Entries taken from a collection

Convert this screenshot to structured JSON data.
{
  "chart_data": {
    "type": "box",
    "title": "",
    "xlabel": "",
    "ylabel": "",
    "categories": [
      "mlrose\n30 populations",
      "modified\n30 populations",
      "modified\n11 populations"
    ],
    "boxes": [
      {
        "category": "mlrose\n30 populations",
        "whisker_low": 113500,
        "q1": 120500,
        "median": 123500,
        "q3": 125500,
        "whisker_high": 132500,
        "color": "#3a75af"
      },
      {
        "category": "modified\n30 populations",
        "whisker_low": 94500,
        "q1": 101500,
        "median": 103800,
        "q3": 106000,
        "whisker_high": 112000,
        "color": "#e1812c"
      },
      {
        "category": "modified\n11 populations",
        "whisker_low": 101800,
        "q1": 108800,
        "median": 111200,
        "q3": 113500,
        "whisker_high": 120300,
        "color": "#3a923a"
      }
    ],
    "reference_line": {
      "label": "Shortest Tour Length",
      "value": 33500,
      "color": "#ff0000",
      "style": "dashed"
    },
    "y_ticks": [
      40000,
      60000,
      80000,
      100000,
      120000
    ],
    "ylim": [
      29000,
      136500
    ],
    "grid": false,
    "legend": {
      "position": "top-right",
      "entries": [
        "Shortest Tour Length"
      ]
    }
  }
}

# Description of the task:
Repeat the data exactly. Leave nothing out.

# Full solution:
Convert this screenshot to structured JSON data.
{
  "chart_data": {
    "type": "box",
    "title": "",
    "xlabel": "",
    "ylabel": "",
    "categories": [
      "mlrose\n30 populations",
      "modified\n30 populations",
      "modified\n11 populations"
    ],
    "boxes": [
      {
        "category": "mlrose\n30 populations",
        "whisker_low": 113500,
        "q1": 120500,
        "median": 123500,
        "q3": 125500,
        "whisker_high": 132500,
        "color": "#3a75af"
      },
      {
        "category": "modified\n30 populations",
        "whisker_low": 94500,
        "q1": 101500,
        "median": 103800,
        "q3": 106000,
        "whisker_high": 112000,
        "color": "#e1812c"
      },
      {
        "category": "modified\n11 populations",
        "whisker_low": 101800,
        "q1": 108800,
        "median": 111200,
        "q3": 113500,
        "whisker_high": 120300,
        "color": "#3a923a"
      }
    ],
    "reference_line": {
      "label": "Shortest Tour Length",
      "value": 33500,
      "color": "#ff0000",
      "style": "dashed"
    },
    "y_ticks": [
      40000,
      60000,
      80000,
      100000,
      120000
    ],
    "ylim": [
      29000,
      136500
    ],
    "grid": false,
    "legend": {
      "position": "top-right",
      "entries": [
        "Shortest Tour Length"
      ]
    }
  }
}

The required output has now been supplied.